Stored records
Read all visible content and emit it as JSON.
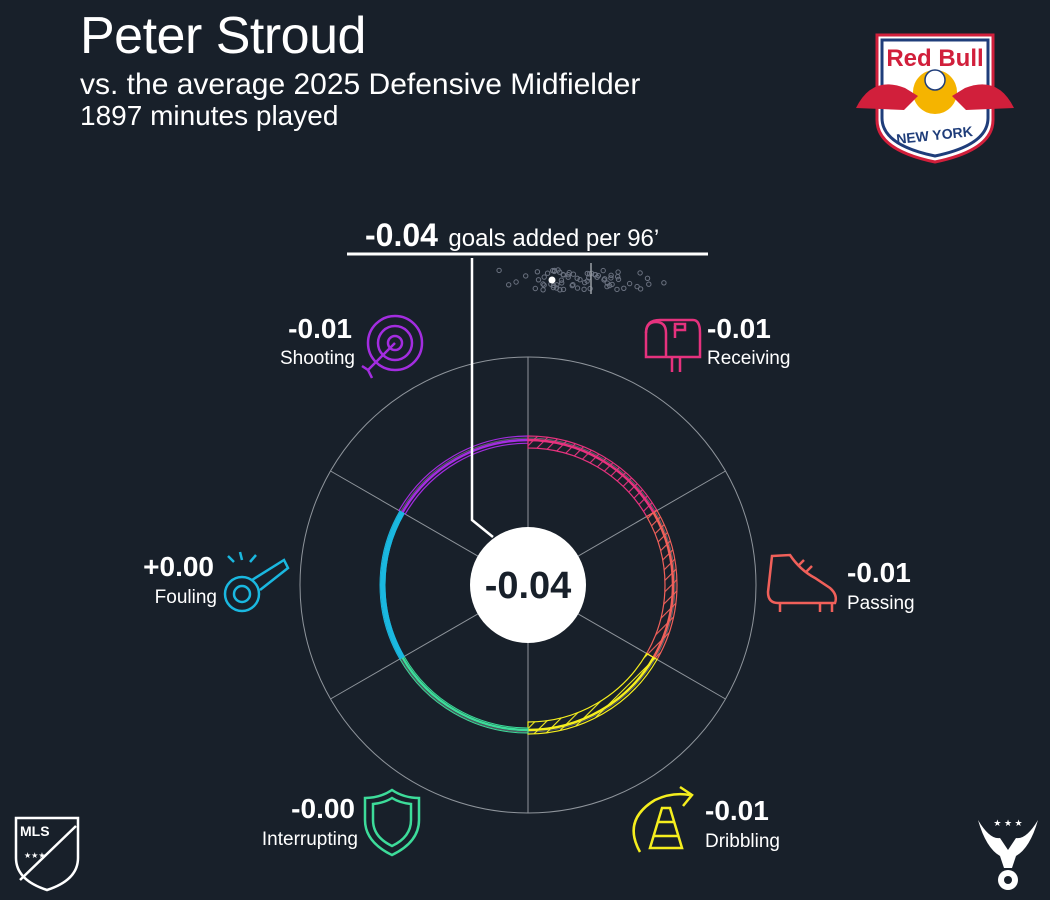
{
  "header": {
    "player": "Peter Stroud",
    "comparison": "vs. the average 2025 Defensive Midfielder",
    "minutes": "1897 minutes played"
  },
  "total": {
    "value": "-0.04",
    "label": "goals added per 96’"
  },
  "center_value": "-0.04",
  "chart_data": {
    "type": "radial",
    "total": -0.04,
    "categories": [
      "Shooting",
      "Receiving",
      "Passing",
      "Dribbling",
      "Interrupting",
      "Fouling"
    ],
    "value_labels": [
      "-0.01",
      "-0.01",
      "-0.01",
      "-0.01",
      "-0.00",
      "+0.00"
    ],
    "values": [
      -0.01,
      -0.01,
      -0.01,
      -0.01,
      0.0,
      0.0
    ],
    "colors": {
      "Shooting": "#a32de0",
      "Receiving": "#e6327e",
      "Passing": "#f0605a",
      "Dribbling": "#f5ee1e",
      "Interrupting": "#3ddc9a",
      "Fouling": "#1ab8e0"
    },
    "distribution_colors": {
      "dots": "#6b7280",
      "player": "#ffffff",
      "average_line": "#9aa0a6"
    }
  },
  "logos": {
    "team": "Red Bull NEW YORK",
    "league": "MLS"
  }
}
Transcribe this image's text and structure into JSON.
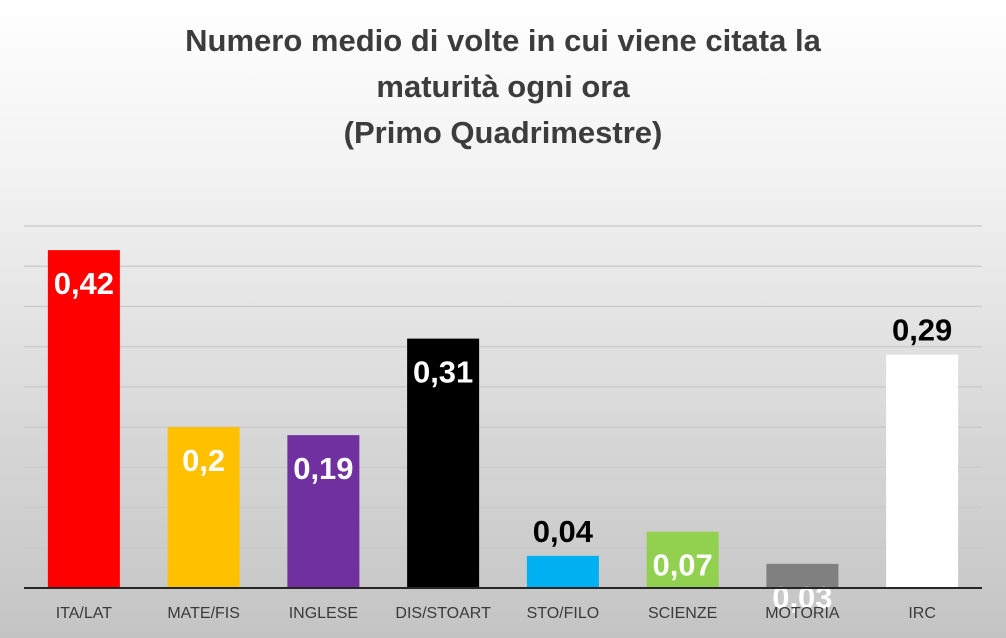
{
  "chart_data": {
    "type": "bar",
    "title": [
      "Numero medio di volte in cui viene citata la",
      "maturità ogni ora",
      "(Primo Quadrimestre)"
    ],
    "categories": [
      "ITA/LAT",
      "MATE/FIS",
      "INGLESE",
      "DIS/STOART",
      "STO/FILO",
      "SCIENZE",
      "MOTORIA",
      "IRC"
    ],
    "values": [
      0.42,
      0.2,
      0.19,
      0.31,
      0.04,
      0.07,
      0.03,
      0.29
    ],
    "value_labels": [
      "0,42",
      "0,2",
      "0,19",
      "0,31",
      "0,04",
      "0,07",
      "0,03",
      "0,29"
    ],
    "bar_colors": [
      "#ff0000",
      "#ffc000",
      "#7030a0",
      "#000000",
      "#00b0f0",
      "#92d050",
      "#808080",
      "#ffffff"
    ],
    "label_colors": [
      "#ffffff",
      "#ffffff",
      "#ffffff",
      "#ffffff",
      "#000000",
      "#ffffff",
      "#ffffff",
      "#000000"
    ],
    "label_inside": [
      true,
      true,
      true,
      true,
      false,
      true,
      true,
      false
    ],
    "ylim": [
      0,
      0.45
    ],
    "gridline_step": 0.05,
    "grid": true,
    "xlabel": "",
    "ylabel": ""
  }
}
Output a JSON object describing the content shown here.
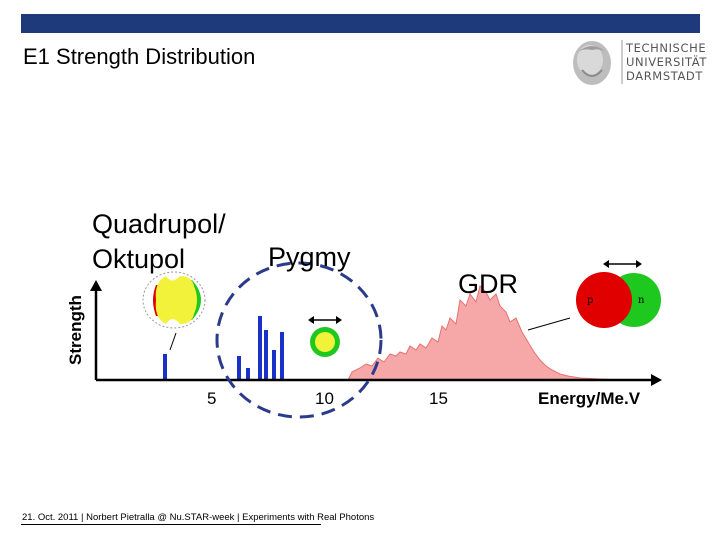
{
  "header": {
    "title": "E1 Strength Distribution",
    "logo_lines": [
      "TECHNISCHE",
      "UNIVERSITÄT",
      "DARMSTADT"
    ],
    "bar_color": "#1f3a7a"
  },
  "diagram": {
    "y_axis_label": "Strength",
    "x_axis_label": "Energy/Me.V",
    "x_ticks": [
      "5",
      "10",
      "15"
    ],
    "annotations": {
      "quadrupol_line1": "Quadrupol/",
      "quadrupol_line2": "Oktupol",
      "pygmy": "Pygmy",
      "gdr": "GDR",
      "proton_letter": "p",
      "neutron_letter": "n"
    },
    "colors": {
      "bar_blue": "#1a31c8",
      "gdr_fill": "#f6a8a8",
      "gdr_stroke": "#e87070",
      "circle_dash": "#2b3a8a",
      "proton_red": "#e00000",
      "neutron_green": "#1ec81e",
      "pygmy_yellow": "#f2f23a"
    }
  },
  "footer": {
    "text": "21. Oct. 2011  |  Norbert Pietralla @ Nu.STAR-week  |  Experiments with Real Photons"
  }
}
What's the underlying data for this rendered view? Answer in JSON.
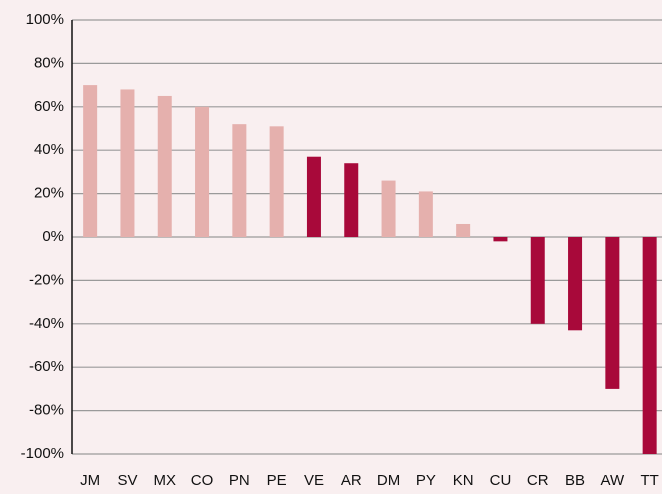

**The problem**. Restate the data above word for word. Do not include the images.

**Answer to this exercise**.
Read all visible content and emit it as JSON.
{
  "header": {
    "player": "Peter Stroud",
    "comparison": "vs. the average 2025 Defensive Midfielder",
    "minutes": "1897 minutes played"
  },
  "total": {
    "value": "-0.04",
    "label": "goals added per 96’"
  },
  "center_value": "-0.04",
  "chart_data": {
    "type": "radial",
    "total": -0.04,
    "categories": [
      "Shooting",
      "Receiving",
      "Passing",
      "Dribbling",
      "Interrupting",
      "Fouling"
    ],
    "value_labels": [
      "-0.01",
      "-0.01",
      "-0.01",
      "-0.01",
      "-0.00",
      "+0.00"
    ],
    "values": [
      -0.01,
      -0.01,
      -0.01,
      -0.01,
      0.0,
      0.0
    ],
    "colors": {
      "Shooting": "#a32de0",
      "Receiving": "#e6327e",
      "Passing": "#f0605a",
      "Dribbling": "#f5ee1e",
      "Interrupting": "#3ddc9a",
      "Fouling": "#1ab8e0"
    },
    "distribution_colors": {
      "dots": "#6b7280",
      "player": "#ffffff",
      "average_line": "#9aa0a6"
    }
  },
  "logos": {
    "team": "Red Bull NEW YORK",
    "league": "MLS"
  }
}
Transcribe this image's text and structure into JSON.
{
  "chart_data": {
    "type": "bar",
    "title": [
      "Numero medio di volte in cui viene citata la",
      "maturità ogni ora",
      "(Primo Quadrimestre)"
    ],
    "categories": [
      "ITA/LAT",
      "MATE/FIS",
      "INGLESE",
      "DIS/STOART",
      "STO/FILO",
      "SCIENZE",
      "MOTORIA",
      "IRC"
    ],
    "values": [
      0.42,
      0.2,
      0.19,
      0.31,
      0.04,
      0.07,
      0.03,
      0.29
    ],
    "value_labels": [
      "0,42",
      "0,2",
      "0,19",
      "0,31",
      "0,04",
      "0,07",
      "0,03",
      "0,29"
    ],
    "bar_colors": [
      "#ff0000",
      "#ffc000",
      "#7030a0",
      "#000000",
      "#00b0f0",
      "#92d050",
      "#808080",
      "#ffffff"
    ],
    "label_colors": [
      "#ffffff",
      "#ffffff",
      "#ffffff",
      "#ffffff",
      "#000000",
      "#ffffff",
      "#ffffff",
      "#000000"
    ],
    "label_inside": [
      true,
      true,
      true,
      true,
      false,
      true,
      true,
      false
    ],
    "ylim": [
      0,
      0.45
    ],
    "gridline_step": 0.05,
    "grid": true,
    "xlabel": "",
    "ylabel": ""
  }
}
Output a JSON object describing the content shown here.
{
  "header": {
    "title": "E1 Strength Distribution",
    "logo_lines": [
      "TECHNISCHE",
      "UNIVERSITÄT",
      "DARMSTADT"
    ],
    "bar_color": "#1f3a7a"
  },
  "diagram": {
    "y_axis_label": "Strength",
    "x_axis_label": "Energy/Me.V",
    "x_ticks": [
      "5",
      "10",
      "15"
    ],
    "annotations": {
      "quadrupol_line1": "Quadrupol/",
      "quadrupol_line2": "Oktupol",
      "pygmy": "Pygmy",
      "gdr": "GDR",
      "proton_letter": "p",
      "neutron_letter": "n"
    },
    "colors": {
      "bar_blue": "#1a31c8",
      "gdr_fill": "#f6a8a8",
      "gdr_stroke": "#e87070",
      "circle_dash": "#2b3a8a",
      "proton_red": "#e00000",
      "neutron_green": "#1ec81e",
      "pygmy_yellow": "#f2f23a"
    }
  },
  "footer": {
    "text": "21. Oct. 2011  |  Norbert Pietralla @ Nu.STAR-week  |  Experiments with Real Photons"
  }
}
What's the underlying data for this rendered view? Answer in JSON.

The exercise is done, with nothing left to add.